Arrange every line of the records below as a numbered list, omitting blank lines. Leave out the pictures.

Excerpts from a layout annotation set
========================

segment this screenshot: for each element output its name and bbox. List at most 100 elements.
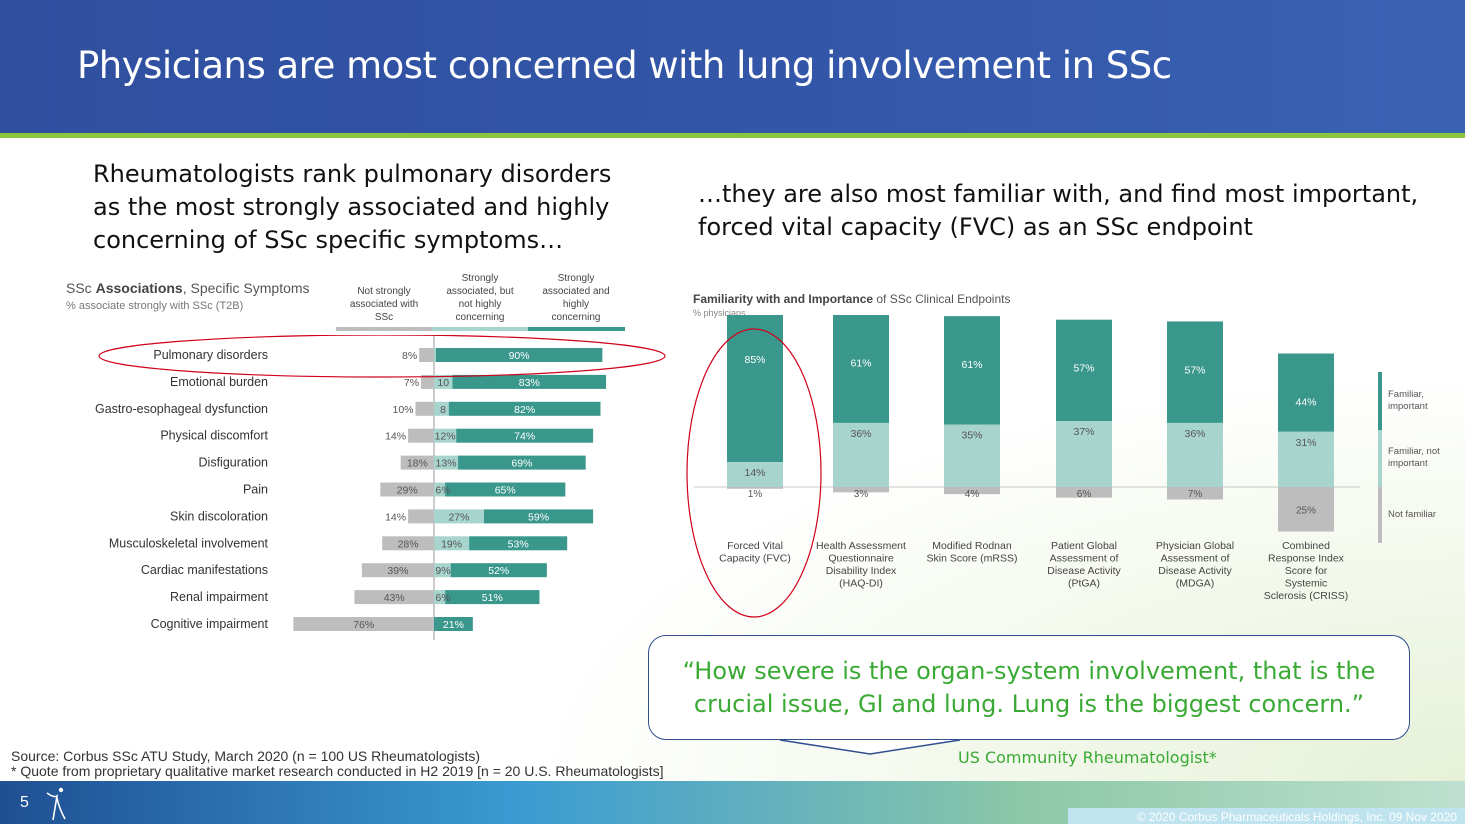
category-label: Physician Global bbox=[1156, 540, 1234, 552]
data-label-concerning: 21% bbox=[443, 619, 464, 631]
bar-familiar-not-important bbox=[727, 462, 783, 487]
bar-associated-not-concerning bbox=[434, 455, 459, 470]
category-label: Disfiguration bbox=[199, 456, 269, 470]
bar-associated-not-concerning bbox=[434, 428, 457, 443]
data-label-concerning: 83% bbox=[519, 377, 540, 389]
data-label-not-strongly: 14% bbox=[385, 511, 406, 523]
bar-not-strongly-associated bbox=[382, 536, 434, 551]
data-label-familiar-important: 61% bbox=[850, 357, 871, 369]
category-label: Gastro-esophageal dysfunction bbox=[95, 402, 268, 416]
column-key-gray bbox=[336, 327, 432, 331]
footnote-line: * Quote from proprietary qualitative mar… bbox=[11, 763, 664, 779]
category-label: Skin Score (mRSS) bbox=[926, 553, 1017, 565]
category-label: Skin discoloration bbox=[170, 509, 268, 523]
bar-not-familiar bbox=[1056, 487, 1112, 498]
category-label: Response Index bbox=[1268, 553, 1345, 565]
data-label-concerning: 53% bbox=[508, 538, 529, 550]
bar-familiar-not-important bbox=[833, 422, 889, 487]
legend-label: Familiar, not bbox=[1388, 446, 1440, 457]
data-label-concerning: 59% bbox=[528, 511, 549, 523]
legend-label: important bbox=[1388, 401, 1428, 412]
quote-line: “How severe is the organ-system involvem… bbox=[682, 657, 1376, 685]
source-line: Source: Corbus SSc ATU Study, March 2020… bbox=[11, 748, 481, 764]
legend-label: Familiar, bbox=[1388, 389, 1424, 400]
bar-associated-concerning bbox=[469, 536, 568, 551]
category-label: Modified Rodnan bbox=[932, 540, 1012, 552]
column-header-line: concerning bbox=[455, 312, 505, 323]
bar-not-strongly-associated bbox=[419, 348, 434, 362]
bar-associated-not-concerning bbox=[434, 536, 470, 551]
data-label-familiar-not-important: 36% bbox=[1184, 428, 1205, 440]
bar-familiar-important bbox=[833, 315, 889, 423]
data-label-familiar-not-important: 31% bbox=[1295, 437, 1316, 449]
data-label-familiar-important: 57% bbox=[1184, 364, 1205, 376]
bar-not-strongly-associated bbox=[400, 455, 434, 470]
right-headline-line: forced vital capacity (FVC) as an SSc en… bbox=[698, 213, 1253, 241]
bar-not-strongly-associated bbox=[415, 401, 434, 416]
bar-not-strongly-associated bbox=[421, 374, 434, 389]
left-chart-title-bold: Associations bbox=[95, 280, 183, 296]
data-label-concerning: 74% bbox=[514, 431, 535, 443]
bar-not-strongly-associated bbox=[354, 590, 434, 605]
data-label-not-concerning: 8 bbox=[440, 404, 446, 416]
data-label-concerning: 65% bbox=[495, 485, 516, 497]
right-chart-title: Familiarity with and Importance of SSc C… bbox=[693, 292, 1010, 306]
bar-associated-not-concerning bbox=[434, 401, 449, 416]
column-header-line: not highly bbox=[458, 299, 502, 310]
bar-not-strongly-associated bbox=[408, 428, 434, 443]
data-label-not-strongly: 76% bbox=[353, 619, 374, 631]
data-label-not-familiar: 1% bbox=[748, 489, 763, 500]
data-label-not-concerning: 6% bbox=[435, 592, 450, 604]
callout-tail bbox=[779, 739, 961, 755]
column-key-teal bbox=[528, 327, 625, 331]
category-label: (PtGA) bbox=[1068, 578, 1100, 590]
category-label: (MDGA) bbox=[1176, 578, 1215, 590]
data-label-not-familiar: 25% bbox=[1296, 505, 1316, 516]
category-label: Musculoskeletal involvement bbox=[109, 536, 269, 550]
bar-familiar-important bbox=[1056, 319, 1112, 422]
data-label-not-strongly: 29% bbox=[397, 485, 418, 497]
data-label-concerning: 82% bbox=[514, 404, 535, 416]
highlight-ellipse bbox=[686, 328, 822, 618]
data-label-not-concerning: 13% bbox=[436, 458, 457, 470]
left-chart-title-suffix: , Specific Symptoms bbox=[182, 280, 310, 296]
column-header-line: associated with bbox=[349, 299, 419, 310]
data-label-familiar-not-important: 35% bbox=[961, 430, 982, 442]
legend-swatch-familiar-important bbox=[1378, 372, 1382, 430]
data-label-concerning: 52% bbox=[488, 565, 509, 577]
page-number: 5 bbox=[20, 794, 29, 811]
category-label: Physical discomfort bbox=[160, 429, 268, 443]
symptom-association-chart: Pulmonary disorders 8% 90% Emotional burden… bbox=[95, 335, 666, 640]
legend-label: important bbox=[1388, 458, 1428, 469]
data-label-not-concerning: 27% bbox=[448, 511, 469, 523]
data-label-familiar-not-important: 37% bbox=[1073, 426, 1094, 438]
bar-familiar-not-important bbox=[1278, 431, 1334, 487]
data-label-not-strongly: 39% bbox=[387, 565, 408, 577]
bar-familiar-important bbox=[1278, 353, 1334, 432]
category-label: Questionnaire bbox=[828, 553, 894, 565]
bar-associated-not-concerning bbox=[434, 482, 446, 497]
bar-not-strongly-associated bbox=[293, 617, 434, 631]
column-header-line: Not strongly bbox=[357, 286, 411, 297]
data-label-concerning: 90% bbox=[509, 350, 530, 362]
bar-familiar-important bbox=[727, 315, 783, 463]
bar-not-strongly-associated bbox=[408, 509, 434, 524]
highlight-ellipse bbox=[98, 335, 666, 378]
data-label-concerning: 51% bbox=[482, 592, 503, 604]
data-label-familiar-important: 44% bbox=[1295, 397, 1316, 409]
category-label: Assessment of bbox=[1161, 553, 1230, 565]
category-label: Cognitive impairment bbox=[151, 617, 269, 631]
source-note: Source: Corbus SSc ATU Study, March 2020… bbox=[11, 749, 664, 779]
data-label-familiar-not-important: 14% bbox=[744, 467, 765, 479]
right-chart-title-suffix: of SSc Clinical Endpoints bbox=[873, 292, 1011, 306]
data-label-not-familiar: 4% bbox=[965, 489, 980, 500]
bar-associated-concerning bbox=[456, 428, 594, 443]
left-headline-line: concerning of SSc specific symptoms… bbox=[93, 226, 564, 254]
data-label-familiar-important: 57% bbox=[1073, 363, 1094, 375]
category-label: Disability Index bbox=[826, 565, 897, 577]
left-chart-subtitle: % associate strongly with SSc (T2B) bbox=[66, 300, 244, 312]
corbus-figure-icon bbox=[46, 787, 66, 821]
bar-familiar-not-important bbox=[944, 424, 1000, 487]
legend-swatch-not-familiar bbox=[1378, 487, 1382, 543]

========================

• [RESPONSE TO THIS TASK]
1. segment this screenshot: for each element output its name and bbox. List at most 100 elements.
2. category-label: Physician Global bbox=[1156, 540, 1234, 552]
3. data-label-concerning: 21% bbox=[443, 619, 464, 631]
4. bar-familiar-not-important bbox=[727, 462, 783, 487]
5. bar-associated-not-concerning bbox=[434, 455, 459, 470]
6. category-label: Disfiguration bbox=[199, 456, 269, 470]
7. bar-associated-not-concerning bbox=[434, 428, 457, 443]
8. data-label-concerning: 83% bbox=[519, 377, 540, 389]
9. data-label-not-strongly: 14% bbox=[385, 511, 406, 523]
10. bar-not-strongly-associated bbox=[382, 536, 434, 551]
11. data-label-familiar-important: 61% bbox=[850, 357, 871, 369]
12. category-label: Gastro-esophageal dysfunction bbox=[95, 402, 268, 416]
13. column-key-gray bbox=[336, 327, 432, 331]
14. footnote-line: * Quote from proprietary qualitative mar… bbox=[11, 763, 664, 779]
15. category-label: Skin Score (mRSS) bbox=[926, 553, 1017, 565]
16. category-label: Skin discoloration bbox=[170, 509, 268, 523]
17. bar-not-familiar bbox=[1056, 487, 1112, 498]
18. category-label: Response Index bbox=[1268, 553, 1345, 565]
19. data-label-concerning: 53% bbox=[508, 538, 529, 550]
20. bar-familiar-not-important bbox=[833, 422, 889, 487]
21. legend-label: Familiar, not bbox=[1388, 446, 1440, 457]
22. data-label-concerning: 59% bbox=[528, 511, 549, 523]
23. legend-label: important bbox=[1388, 401, 1428, 412]
24. quote-line: “How severe is the organ-system involvem… bbox=[682, 657, 1376, 685]
25. source-line: Source: Corbus SSc ATU Study, March 2020… bbox=[11, 748, 481, 764]
26. legend-label: Familiar, bbox=[1388, 389, 1424, 400]
27. bar-associated-concerning bbox=[469, 536, 568, 551]
28. category-label: Modified Rodnan bbox=[932, 540, 1012, 552]
29. column-header-line: concerning bbox=[455, 312, 505, 323]
30. bar-not-strongly-associated bbox=[419, 348, 434, 362]
31. bar-associated-not-concerning bbox=[434, 536, 470, 551]
32. data-label-familiar-not-important: 36% bbox=[1184, 428, 1205, 440]
33. bar-familiar-important bbox=[833, 315, 889, 423]
34. data-label-familiar-not-important: 31% bbox=[1295, 437, 1316, 449]
35. data-label-familiar-important: 57% bbox=[1184, 364, 1205, 376]
36. bar-not-strongly-associated bbox=[400, 455, 434, 470]
37. right-headline-line: forced vital capacity (FVC) as an SSc en… bbox=[698, 213, 1253, 241]
38. bar-not-strongly-associated bbox=[415, 401, 434, 416]
39. bar-not-strongly-associated bbox=[421, 374, 434, 389]
40. left-chart-title-bold: Associations bbox=[95, 280, 183, 296]
41. data-label-concerning: 74% bbox=[514, 431, 535, 443]
42. bar-not-strongly-associated bbox=[354, 590, 434, 605]
43. data-label-not-concerning: 8 bbox=[440, 404, 446, 416]
44. data-label-concerning: 65% bbox=[495, 485, 516, 497]
45. right-chart-title: Familiarity with and Importance of SSc C… bbox=[693, 292, 1010, 306]
46. bar-associated-not-concerning bbox=[434, 401, 449, 416]
47. column-header-line: not highly bbox=[458, 299, 502, 310]
48. bar-not-strongly-associated bbox=[408, 428, 434, 443]
49. data-label-not-strongly: 76% bbox=[353, 619, 374, 631]
50. data-label-not-familiar: 1% bbox=[748, 489, 763, 500]
51. data-label-not-concerning: 6% bbox=[435, 592, 450, 604]
52. callout-tail bbox=[779, 739, 961, 755]
53. column-key-teal bbox=[528, 327, 625, 331]
54. category-label: (PtGA) bbox=[1068, 578, 1100, 590]
55. category-label: (MDGA) bbox=[1176, 578, 1215, 590]
56. data-label-not-familiar: 25% bbox=[1296, 505, 1316, 516]
57. category-label: Musculoskeletal involvement bbox=[109, 536, 269, 550]
58. bar-familiar-important bbox=[1056, 319, 1112, 422]
59. data-label-not-strongly: 29% bbox=[397, 485, 418, 497]
60. data-label-concerning: 82% bbox=[514, 404, 535, 416]
61. highlight-ellipse bbox=[686, 328, 822, 618]
62. data-label-not-concerning: 13% bbox=[436, 458, 457, 470]
63. left-chart-title-suffix: , Specific Symptoms bbox=[182, 280, 310, 296]
64. column-header-line: associated with bbox=[349, 299, 419, 310]
65. data-label-familiar-not-important: 35% bbox=[961, 430, 982, 442]
66. legend-swatch-familiar-important bbox=[1378, 372, 1382, 430]
67. data-label-concerning: 52% bbox=[488, 565, 509, 577]
68. page-number: 5 bbox=[20, 794, 29, 811]
69. category-label: Physical discomfort bbox=[160, 429, 268, 443]
70. symptom-association-chart: Pulmonary disorders 8% 90% Emotional burden… bbox=[95, 335, 666, 640]
71. legend-label: important bbox=[1388, 458, 1428, 469]
72. data-label-not-concerning: 27% bbox=[448, 511, 469, 523]
73. data-label-familiar-not-important: 37% bbox=[1073, 426, 1094, 438]
74. bar-familiar-not-important bbox=[1278, 431, 1334, 487]
75. data-label-not-strongly: 39% bbox=[387, 565, 408, 577]
76. bar-familiar-important bbox=[1278, 353, 1334, 432]
77. category-label: Questionnaire bbox=[828, 553, 894, 565]
78. bar-associated-not-concerning bbox=[434, 482, 446, 497]
79. bar-not-strongly-associated bbox=[293, 617, 434, 631]
80. column-header-line: Not strongly bbox=[357, 286, 411, 297]
81. data-label-concerning: 90% bbox=[509, 350, 530, 362]
82. bar-familiar-important bbox=[727, 315, 783, 463]
83. bar-not-strongly-associated bbox=[408, 509, 434, 524]
84. highlight-ellipse bbox=[98, 335, 666, 378]
85. data-label-concerning: 51% bbox=[482, 592, 503, 604]
86. data-label-familiar-important: 44% bbox=[1295, 397, 1316, 409]
87. category-label: Assessment of bbox=[1161, 553, 1230, 565]
88. category-label: Cognitive impairment bbox=[151, 617, 269, 631]
89. source-note: Source: Corbus SSc ATU Study, March 2020… bbox=[11, 749, 664, 779]
90. data-label-familiar-not-important: 14% bbox=[744, 467, 765, 479]
91. right-chart-title-suffix: of SSc Clinical Endpoints bbox=[873, 292, 1011, 306]
92. data-label-not-familiar: 4% bbox=[965, 489, 980, 500]
93. bar-associated-concerning bbox=[456, 428, 594, 443]
94. left-headline-line: concerning of SSc specific symptoms… bbox=[93, 226, 564, 254]
95. data-label-familiar-important: 57% bbox=[1073, 363, 1094, 375]
96. category-label: Disability Index bbox=[826, 565, 897, 577]
97. left-chart-subtitle: % associate strongly with SSc (T2B) bbox=[66, 300, 244, 312]
98. corbus-figure-icon bbox=[46, 787, 66, 821]
99. bar-familiar-not-important bbox=[944, 424, 1000, 487]
100. legend-swatch-not-familiar bbox=[1378, 487, 1382, 543]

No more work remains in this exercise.